▶ _Records about charts and figures_
• • •

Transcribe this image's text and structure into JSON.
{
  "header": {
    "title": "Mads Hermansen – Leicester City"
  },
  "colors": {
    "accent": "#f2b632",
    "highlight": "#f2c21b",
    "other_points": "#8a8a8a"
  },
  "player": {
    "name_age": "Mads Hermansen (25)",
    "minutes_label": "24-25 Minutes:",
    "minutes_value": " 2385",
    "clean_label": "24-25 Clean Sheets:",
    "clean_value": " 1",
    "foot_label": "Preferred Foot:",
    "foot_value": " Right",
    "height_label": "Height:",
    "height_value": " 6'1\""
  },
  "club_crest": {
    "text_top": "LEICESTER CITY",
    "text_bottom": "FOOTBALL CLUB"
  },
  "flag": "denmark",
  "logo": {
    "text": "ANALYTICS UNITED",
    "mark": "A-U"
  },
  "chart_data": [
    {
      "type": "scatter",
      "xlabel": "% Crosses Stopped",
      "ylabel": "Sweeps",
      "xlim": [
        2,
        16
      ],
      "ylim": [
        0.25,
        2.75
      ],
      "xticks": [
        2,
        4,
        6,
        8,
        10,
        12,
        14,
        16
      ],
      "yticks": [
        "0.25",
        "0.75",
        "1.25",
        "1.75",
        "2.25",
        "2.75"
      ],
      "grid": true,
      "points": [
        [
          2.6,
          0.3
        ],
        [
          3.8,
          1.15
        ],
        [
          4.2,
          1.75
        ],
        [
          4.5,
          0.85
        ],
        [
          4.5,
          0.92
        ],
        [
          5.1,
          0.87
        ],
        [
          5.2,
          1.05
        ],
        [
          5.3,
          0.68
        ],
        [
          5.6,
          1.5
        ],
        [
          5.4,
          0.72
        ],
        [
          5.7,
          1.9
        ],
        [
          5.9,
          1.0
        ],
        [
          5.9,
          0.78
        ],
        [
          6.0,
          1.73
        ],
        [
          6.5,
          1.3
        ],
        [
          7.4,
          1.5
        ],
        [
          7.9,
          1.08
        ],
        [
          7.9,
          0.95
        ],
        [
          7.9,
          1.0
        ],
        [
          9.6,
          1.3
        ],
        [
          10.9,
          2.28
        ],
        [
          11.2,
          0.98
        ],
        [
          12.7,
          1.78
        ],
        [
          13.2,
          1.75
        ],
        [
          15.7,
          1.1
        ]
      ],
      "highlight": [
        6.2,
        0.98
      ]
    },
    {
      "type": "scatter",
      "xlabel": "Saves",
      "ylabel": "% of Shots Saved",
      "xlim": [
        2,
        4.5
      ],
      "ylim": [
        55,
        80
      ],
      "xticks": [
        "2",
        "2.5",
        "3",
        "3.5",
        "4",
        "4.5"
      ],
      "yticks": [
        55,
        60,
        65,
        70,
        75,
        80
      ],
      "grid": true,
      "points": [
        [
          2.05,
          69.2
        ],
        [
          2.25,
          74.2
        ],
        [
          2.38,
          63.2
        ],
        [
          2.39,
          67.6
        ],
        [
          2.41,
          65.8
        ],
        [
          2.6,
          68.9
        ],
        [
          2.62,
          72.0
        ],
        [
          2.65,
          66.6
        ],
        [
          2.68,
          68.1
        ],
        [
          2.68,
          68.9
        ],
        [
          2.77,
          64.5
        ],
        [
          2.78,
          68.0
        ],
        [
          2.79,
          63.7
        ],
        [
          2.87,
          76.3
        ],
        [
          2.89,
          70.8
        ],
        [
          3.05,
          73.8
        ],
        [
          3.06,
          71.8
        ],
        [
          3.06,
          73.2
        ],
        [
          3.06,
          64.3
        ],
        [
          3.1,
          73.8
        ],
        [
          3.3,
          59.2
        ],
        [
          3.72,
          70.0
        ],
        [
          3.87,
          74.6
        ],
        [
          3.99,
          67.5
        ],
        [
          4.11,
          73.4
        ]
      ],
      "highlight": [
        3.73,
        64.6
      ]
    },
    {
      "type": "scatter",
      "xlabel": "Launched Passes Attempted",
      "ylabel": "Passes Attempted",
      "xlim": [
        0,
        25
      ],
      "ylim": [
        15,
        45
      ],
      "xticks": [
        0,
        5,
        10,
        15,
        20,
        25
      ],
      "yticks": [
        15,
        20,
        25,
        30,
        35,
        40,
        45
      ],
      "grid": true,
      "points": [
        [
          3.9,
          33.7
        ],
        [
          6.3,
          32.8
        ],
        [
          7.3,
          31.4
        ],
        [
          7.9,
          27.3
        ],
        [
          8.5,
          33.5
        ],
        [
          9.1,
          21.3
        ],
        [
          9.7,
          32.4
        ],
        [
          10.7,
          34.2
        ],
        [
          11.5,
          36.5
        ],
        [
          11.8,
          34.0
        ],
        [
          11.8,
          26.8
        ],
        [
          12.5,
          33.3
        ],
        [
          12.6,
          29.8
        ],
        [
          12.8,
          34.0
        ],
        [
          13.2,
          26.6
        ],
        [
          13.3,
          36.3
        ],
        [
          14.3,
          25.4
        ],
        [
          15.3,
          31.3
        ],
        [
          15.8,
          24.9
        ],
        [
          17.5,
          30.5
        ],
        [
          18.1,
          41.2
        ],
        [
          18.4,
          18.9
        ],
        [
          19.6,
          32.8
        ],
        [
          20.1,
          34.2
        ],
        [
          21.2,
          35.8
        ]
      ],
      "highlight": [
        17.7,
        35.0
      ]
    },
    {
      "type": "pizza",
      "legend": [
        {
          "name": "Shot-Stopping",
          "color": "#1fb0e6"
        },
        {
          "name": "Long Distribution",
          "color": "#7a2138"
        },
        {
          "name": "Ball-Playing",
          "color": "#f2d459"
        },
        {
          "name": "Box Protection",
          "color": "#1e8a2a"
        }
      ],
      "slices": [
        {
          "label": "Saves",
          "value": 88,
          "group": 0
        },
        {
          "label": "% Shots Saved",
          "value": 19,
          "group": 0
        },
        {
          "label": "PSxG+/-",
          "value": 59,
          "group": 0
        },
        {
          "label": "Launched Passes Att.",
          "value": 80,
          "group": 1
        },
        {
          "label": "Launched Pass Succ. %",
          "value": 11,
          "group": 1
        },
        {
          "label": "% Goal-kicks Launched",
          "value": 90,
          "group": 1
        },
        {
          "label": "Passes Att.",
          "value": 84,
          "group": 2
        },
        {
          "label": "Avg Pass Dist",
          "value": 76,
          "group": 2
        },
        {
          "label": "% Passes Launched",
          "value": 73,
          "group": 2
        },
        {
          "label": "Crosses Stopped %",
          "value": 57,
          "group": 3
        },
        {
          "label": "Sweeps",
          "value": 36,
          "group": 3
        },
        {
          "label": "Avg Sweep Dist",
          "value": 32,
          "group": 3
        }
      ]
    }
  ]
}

• • •

▶ _Task statement_
Transcribe every entry word for word.

▶ _Response_
Transcribe this image's text and structure into JSON.
{
  "header": {
    "title": "Mads Hermansen – Leicester City"
  },
  "colors": {
    "accent": "#f2b632",
    "highlight": "#f2c21b",
    "other_points": "#8a8a8a"
  },
  "player": {
    "name_age": "Mads Hermansen (25)",
    "minutes_label": "24-25 Minutes:",
    "minutes_value": " 2385",
    "clean_label": "24-25 Clean Sheets:",
    "clean_value": " 1",
    "foot_label": "Preferred Foot:",
    "foot_value": " Right",
    "height_label": "Height:",
    "height_value": " 6'1\""
  },
  "club_crest": {
    "text_top": "LEICESTER CITY",
    "text_bottom": "FOOTBALL CLUB"
  },
  "flag": "denmark",
  "logo": {
    "text": "ANALYTICS UNITED",
    "mark": "A-U"
  },
  "chart_data": [
    {
      "type": "scatter",
      "xlabel": "% Crosses Stopped",
      "ylabel": "Sweeps",
      "xlim": [
        2,
        16
      ],
      "ylim": [
        0.25,
        2.75
      ],
      "xticks": [
        2,
        4,
        6,
        8,
        10,
        12,
        14,
        16
      ],
      "yticks": [
        "0.25",
        "0.75",
        "1.25",
        "1.75",
        "2.25",
        "2.75"
      ],
      "grid": true,
      "points": [
        [
          2.6,
          0.3
        ],
        [
          3.8,
          1.15
        ],
        [
          4.2,
          1.75
        ],
        [
          4.5,
          0.85
        ],
        [
          4.5,
          0.92
        ],
        [
          5.1,
          0.87
        ],
        [
          5.2,
          1.05
        ],
        [
          5.3,
          0.68
        ],
        [
          5.6,
          1.5
        ],
        [
          5.4,
          0.72
        ],
        [
          5.7,
          1.9
        ],
        [
          5.9,
          1.0
        ],
        [
          5.9,
          0.78
        ],
        [
          6.0,
          1.73
        ],
        [
          6.5,
          1.3
        ],
        [
          7.4,
          1.5
        ],
        [
          7.9,
          1.08
        ],
        [
          7.9,
          0.95
        ],
        [
          7.9,
          1.0
        ],
        [
          9.6,
          1.3
        ],
        [
          10.9,
          2.28
        ],
        [
          11.2,
          0.98
        ],
        [
          12.7,
          1.78
        ],
        [
          13.2,
          1.75
        ],
        [
          15.7,
          1.1
        ]
      ],
      "highlight": [
        6.2,
        0.98
      ]
    },
    {
      "type": "scatter",
      "xlabel": "Saves",
      "ylabel": "% of Shots Saved",
      "xlim": [
        2,
        4.5
      ],
      "ylim": [
        55,
        80
      ],
      "xticks": [
        "2",
        "2.5",
        "3",
        "3.5",
        "4",
        "4.5"
      ],
      "yticks": [
        55,
        60,
        65,
        70,
        75,
        80
      ],
      "grid": true,
      "points": [
        [
          2.05,
          69.2
        ],
        [
          2.25,
          74.2
        ],
        [
          2.38,
          63.2
        ],
        [
          2.39,
          67.6
        ],
        [
          2.41,
          65.8
        ],
        [
          2.6,
          68.9
        ],
        [
          2.62,
          72.0
        ],
        [
          2.65,
          66.6
        ],
        [
          2.68,
          68.1
        ],
        [
          2.68,
          68.9
        ],
        [
          2.77,
          64.5
        ],
        [
          2.78,
          68.0
        ],
        [
          2.79,
          63.7
        ],
        [
          2.87,
          76.3
        ],
        [
          2.89,
          70.8
        ],
        [
          3.05,
          73.8
        ],
        [
          3.06,
          71.8
        ],
        [
          3.06,
          73.2
        ],
        [
          3.06,
          64.3
        ],
        [
          3.1,
          73.8
        ],
        [
          3.3,
          59.2
        ],
        [
          3.72,
          70.0
        ],
        [
          3.87,
          74.6
        ],
        [
          3.99,
          67.5
        ],
        [
          4.11,
          73.4
        ]
      ],
      "highlight": [
        3.73,
        64.6
      ]
    },
    {
      "type": "scatter",
      "xlabel": "Launched Passes Attempted",
      "ylabel": "Passes Attempted",
      "xlim": [
        0,
        25
      ],
      "ylim": [
        15,
        45
      ],
      "xticks": [
        0,
        5,
        10,
        15,
        20,
        25
      ],
      "yticks": [
        15,
        20,
        25,
        30,
        35,
        40,
        45
      ],
      "grid": true,
      "points": [
        [
          3.9,
          33.7
        ],
        [
          6.3,
          32.8
        ],
        [
          7.3,
          31.4
        ],
        [
          7.9,
          27.3
        ],
        [
          8.5,
          33.5
        ],
        [
          9.1,
          21.3
        ],
        [
          9.7,
          32.4
        ],
        [
          10.7,
          34.2
        ],
        [
          11.5,
          36.5
        ],
        [
          11.8,
          34.0
        ],
        [
          11.8,
          26.8
        ],
        [
          12.5,
          33.3
        ],
        [
          12.6,
          29.8
        ],
        [
          12.8,
          34.0
        ],
        [
          13.2,
          26.6
        ],
        [
          13.3,
          36.3
        ],
        [
          14.3,
          25.4
        ],
        [
          15.3,
          31.3
        ],
        [
          15.8,
          24.9
        ],
        [
          17.5,
          30.5
        ],
        [
          18.1,
          41.2
        ],
        [
          18.4,
          18.9
        ],
        [
          19.6,
          32.8
        ],
        [
          20.1,
          34.2
        ],
        [
          21.2,
          35.8
        ]
      ],
      "highlight": [
        17.7,
        35.0
      ]
    },
    {
      "type": "pizza",
      "legend": [
        {
          "name": "Shot-Stopping",
          "color": "#1fb0e6"
        },
        {
          "name": "Long Distribution",
          "color": "#7a2138"
        },
        {
          "name": "Ball-Playing",
          "color": "#f2d459"
        },
        {
          "name": "Box Protection",
          "color": "#1e8a2a"
        }
      ],
      "slices": [
        {
          "label": "Saves",
          "value": 88,
          "group": 0
        },
        {
          "label": "% Shots Saved",
          "value": 19,
          "group": 0
        },
        {
          "label": "PSxG+/-",
          "value": 59,
          "group": 0
        },
        {
          "label": "Launched Passes Att.",
          "value": 80,
          "group": 1
        },
        {
          "label": "Launched Pass Succ. %",
          "value": 11,
          "group": 1
        },
        {
          "label": "% Goal-kicks Launched",
          "value": 90,
          "group": 1
        },
        {
          "label": "Passes Att.",
          "value": 84,
          "group": 2
        },
        {
          "label": "Avg Pass Dist",
          "value": 76,
          "group": 2
        },
        {
          "label": "% Passes Launched",
          "value": 73,
          "group": 2
        },
        {
          "label": "Crosses Stopped %",
          "value": 57,
          "group": 3
        },
        {
          "label": "Sweeps",
          "value": 36,
          "group": 3
        },
        {
          "label": "Avg Sweep Dist",
          "value": 32,
          "group": 3
        }
      ]
    }
  ]
}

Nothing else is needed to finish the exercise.